Copy out the records precisely, omitting pictures.

---------- Supplied information ----------

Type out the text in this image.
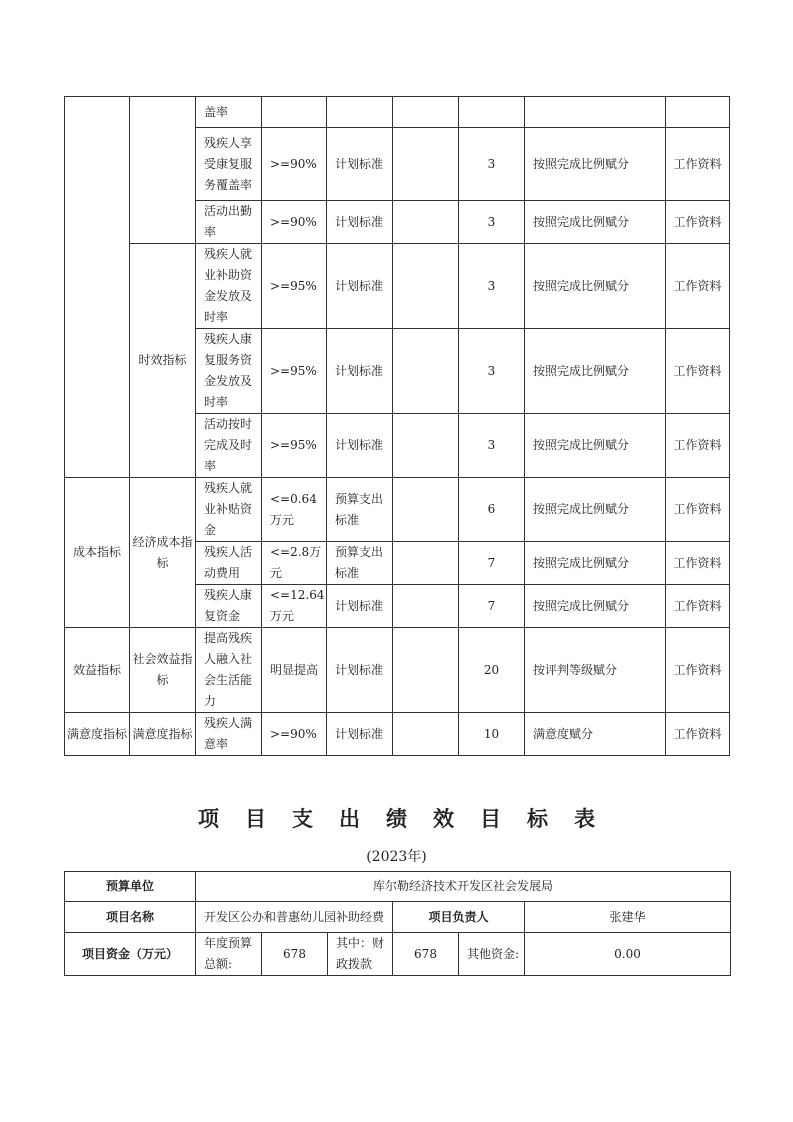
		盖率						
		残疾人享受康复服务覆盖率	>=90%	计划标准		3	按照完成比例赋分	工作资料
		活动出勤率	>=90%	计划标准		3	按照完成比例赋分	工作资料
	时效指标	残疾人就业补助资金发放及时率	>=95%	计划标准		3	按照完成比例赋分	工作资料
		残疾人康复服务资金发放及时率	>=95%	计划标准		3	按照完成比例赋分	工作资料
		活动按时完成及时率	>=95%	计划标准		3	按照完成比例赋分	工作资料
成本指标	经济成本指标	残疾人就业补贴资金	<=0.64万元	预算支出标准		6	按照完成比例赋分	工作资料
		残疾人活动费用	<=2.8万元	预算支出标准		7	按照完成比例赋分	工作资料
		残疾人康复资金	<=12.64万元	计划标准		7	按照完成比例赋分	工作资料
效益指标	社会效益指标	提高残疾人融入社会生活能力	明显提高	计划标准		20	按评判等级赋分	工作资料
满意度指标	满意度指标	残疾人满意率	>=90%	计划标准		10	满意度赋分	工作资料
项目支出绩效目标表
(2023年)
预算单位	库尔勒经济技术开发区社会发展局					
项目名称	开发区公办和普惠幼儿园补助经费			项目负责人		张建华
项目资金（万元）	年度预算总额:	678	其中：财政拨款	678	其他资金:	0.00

----------

Solution:
Type out the text in this image.
		盖率						
		残疾人享受康复服务覆盖率	>=90%	计划标准		3	按照完成比例赋分	工作资料
		活动出勤率	>=90%	计划标准		3	按照完成比例赋分	工作资料
	时效指标	残疾人就业补助资金发放及时率	>=95%	计划标准		3	按照完成比例赋分	工作资料
		残疾人康复服务资金发放及时率	>=95%	计划标准		3	按照完成比例赋分	工作资料
		活动按时完成及时率	>=95%	计划标准		3	按照完成比例赋分	工作资料
成本指标	经济成本指标	残疾人就业补贴资金	<=0.64万元	预算支出标准		6	按照完成比例赋分	工作资料
		残疾人活动费用	<=2.8万元	预算支出标准		7	按照完成比例赋分	工作资料
		残疾人康复资金	<=12.64万元	计划标准		7	按照完成比例赋分	工作资料
效益指标	社会效益指标	提高残疾人融入社会生活能力	明显提高	计划标准		20	按评判等级赋分	工作资料
满意度指标	满意度指标	残疾人满意率	>=90%	计划标准		10	满意度赋分	工作资料
项目支出绩效目标表
(2023年)
预算单位	库尔勒经济技术开发区社会发展局					
项目名称	开发区公办和普惠幼儿园补助经费			项目负责人		张建华
项目资金（万元）	年度预算总额:	678	其中：财政拨款	678	其他资金:	0.00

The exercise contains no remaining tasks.